> BRIEF
Write out all records as given; omit images.

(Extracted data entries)
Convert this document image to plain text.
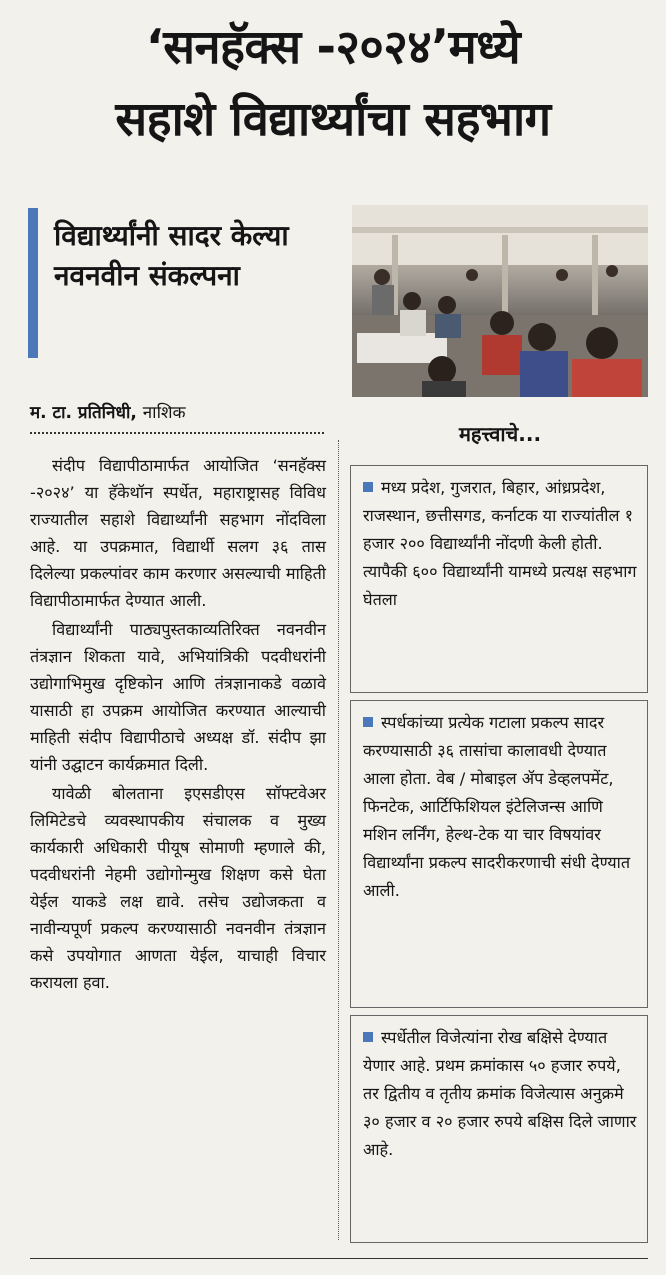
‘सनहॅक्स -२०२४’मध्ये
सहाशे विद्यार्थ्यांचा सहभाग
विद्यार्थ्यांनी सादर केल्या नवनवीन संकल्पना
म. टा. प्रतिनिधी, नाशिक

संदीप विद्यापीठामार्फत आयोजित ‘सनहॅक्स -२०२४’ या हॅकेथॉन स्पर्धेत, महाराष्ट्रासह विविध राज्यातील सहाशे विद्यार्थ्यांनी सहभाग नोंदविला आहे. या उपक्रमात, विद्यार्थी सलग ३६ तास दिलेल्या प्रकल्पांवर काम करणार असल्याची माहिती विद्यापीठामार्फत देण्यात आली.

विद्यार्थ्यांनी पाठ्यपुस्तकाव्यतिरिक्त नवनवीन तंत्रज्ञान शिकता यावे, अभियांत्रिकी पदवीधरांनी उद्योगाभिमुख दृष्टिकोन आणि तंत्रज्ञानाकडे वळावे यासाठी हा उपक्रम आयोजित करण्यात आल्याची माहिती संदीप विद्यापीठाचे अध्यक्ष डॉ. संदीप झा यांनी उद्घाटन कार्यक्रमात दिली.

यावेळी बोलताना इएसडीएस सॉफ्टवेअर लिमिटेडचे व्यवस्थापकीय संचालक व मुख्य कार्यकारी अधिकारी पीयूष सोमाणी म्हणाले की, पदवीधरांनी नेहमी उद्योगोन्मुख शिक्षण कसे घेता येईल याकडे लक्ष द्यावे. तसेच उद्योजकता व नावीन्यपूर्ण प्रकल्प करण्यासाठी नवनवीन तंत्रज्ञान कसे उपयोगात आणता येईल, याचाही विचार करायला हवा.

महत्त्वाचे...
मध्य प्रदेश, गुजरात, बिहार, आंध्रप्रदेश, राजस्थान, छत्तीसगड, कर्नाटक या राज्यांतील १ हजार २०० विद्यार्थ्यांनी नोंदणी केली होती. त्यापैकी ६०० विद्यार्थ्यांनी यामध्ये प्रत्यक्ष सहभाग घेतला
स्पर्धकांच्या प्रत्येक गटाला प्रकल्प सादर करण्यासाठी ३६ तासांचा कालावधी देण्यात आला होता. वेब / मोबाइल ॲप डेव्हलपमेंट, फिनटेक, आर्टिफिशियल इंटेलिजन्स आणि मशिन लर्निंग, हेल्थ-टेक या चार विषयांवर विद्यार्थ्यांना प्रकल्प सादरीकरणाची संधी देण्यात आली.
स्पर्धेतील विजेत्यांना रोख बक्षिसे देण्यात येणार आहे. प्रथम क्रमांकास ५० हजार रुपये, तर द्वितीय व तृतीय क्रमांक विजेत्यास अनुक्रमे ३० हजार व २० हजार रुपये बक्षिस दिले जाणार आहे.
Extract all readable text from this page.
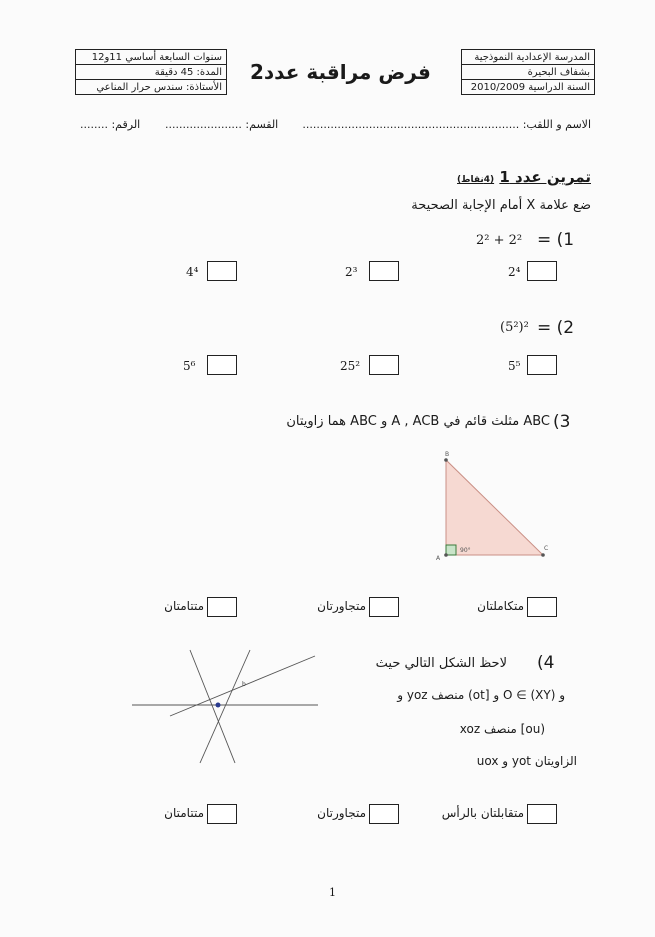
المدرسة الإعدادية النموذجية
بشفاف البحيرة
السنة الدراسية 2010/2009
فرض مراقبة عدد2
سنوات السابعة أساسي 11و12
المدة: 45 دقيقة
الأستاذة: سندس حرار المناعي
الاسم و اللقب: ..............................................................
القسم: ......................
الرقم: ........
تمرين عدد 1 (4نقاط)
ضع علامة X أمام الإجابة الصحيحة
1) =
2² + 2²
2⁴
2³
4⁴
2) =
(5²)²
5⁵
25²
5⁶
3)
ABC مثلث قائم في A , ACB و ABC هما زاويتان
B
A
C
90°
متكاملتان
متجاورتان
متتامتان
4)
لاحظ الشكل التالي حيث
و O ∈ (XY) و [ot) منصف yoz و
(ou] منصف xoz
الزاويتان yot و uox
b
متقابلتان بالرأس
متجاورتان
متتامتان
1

> THE OUTPUT
Convert this document image to plain text.
‘सनहॅक्स -२०२४’मध्ये
सहाशे विद्यार्थ्यांचा सहभाग
विद्यार्थ्यांनी सादर केल्या नवनवीन संकल्पना
म. टा. प्रतिनिधी, नाशिक

संदीप विद्यापीठामार्फत आयोजित ‘सनहॅक्स -२०२४’ या हॅकेथॉन स्पर्धेत, महाराष्ट्रासह विविध राज्यातील सहाशे विद्यार्थ्यांनी सहभाग नोंदविला आहे. या उपक्रमात, विद्यार्थी सलग ३६ तास दिलेल्या प्रकल्पांवर काम करणार असल्याची माहिती विद्यापीठामार्फत देण्यात आली.

विद्यार्थ्यांनी पाठ्यपुस्तकाव्यतिरिक्त नवनवीन तंत्रज्ञान शिकता यावे, अभियांत्रिकी पदवीधरांनी उद्योगाभिमुख दृष्टिकोन आणि तंत्रज्ञानाकडे वळावे यासाठी हा उपक्रम आयोजित करण्यात आल्याची माहिती संदीप विद्यापीठाचे अध्यक्ष डॉ. संदीप झा यांनी उद्घाटन कार्यक्रमात दिली.

यावेळी बोलताना इएसडीएस सॉफ्टवेअर लिमिटेडचे व्यवस्थापकीय संचालक व मुख्य कार्यकारी अधिकारी पीयूष सोमाणी म्हणाले की, पदवीधरांनी नेहमी उद्योगोन्मुख शिक्षण कसे घेता येईल याकडे लक्ष द्यावे. तसेच उद्योजकता व नावीन्यपूर्ण प्रकल्प करण्यासाठी नवनवीन तंत्रज्ञान कसे उपयोगात आणता येईल, याचाही विचार करायला हवा.

महत्त्वाचे...
मध्य प्रदेश, गुजरात, बिहार, आंध्रप्रदेश, राजस्थान, छत्तीसगड, कर्नाटक या राज्यांतील १ हजार २०० विद्यार्थ्यांनी नोंदणी केली होती. त्यापैकी ६०० विद्यार्थ्यांनी यामध्ये प्रत्यक्ष सहभाग घेतला
स्पर्धकांच्या प्रत्येक गटाला प्रकल्प सादर करण्यासाठी ३६ तासांचा कालावधी देण्यात आला होता. वेब / मोबाइल ॲप डेव्हलपमेंट, फिनटेक, आर्टिफिशियल इंटेलिजन्स आणि मशिन लर्निंग, हेल्थ-टेक या चार विषयांवर विद्यार्थ्यांना प्रकल्प सादरीकरणाची संधी देण्यात आली.
स्पर्धेतील विजेत्यांना रोख बक्षिसे देण्यात येणार आहे. प्रथम क्रमांकास ५० हजार रुपये, तर द्वितीय व तृतीय क्रमांक विजेत्यास अनुक्रमे ३० हजार व २० हजार रुपये बक्षिस दिले जाणार आहे.
Extract all readable text from this page.
المدرسة الإعدادية النموذجية
بشفاف البحيرة
السنة الدراسية 2010/2009
فرض مراقبة عدد2
سنوات السابعة أساسي 11و12
المدة: 45 دقيقة
الأستاذة: سندس حرار المناعي
الاسم و اللقب: ..............................................................
القسم: ......................
الرقم: ........
تمرين عدد 1 (4نقاط)
ضع علامة X أمام الإجابة الصحيحة
1) =
2² + 2²
2⁴
2³
4⁴
2) =
(5²)²
5⁵
25²
5⁶
3)
ABC مثلث قائم في A , ACB و ABC هما زاويتان
B
A
C
90°
متكاملتان
متجاورتان
متتامتان
4)
لاحظ الشكل التالي حيث
و O ∈ (XY) و [ot) منصف yoz و
(ou] منصف xoz
الزاويتان yot و uox
b
متقابلتان بالرأس
متجاورتان
متتامتان
1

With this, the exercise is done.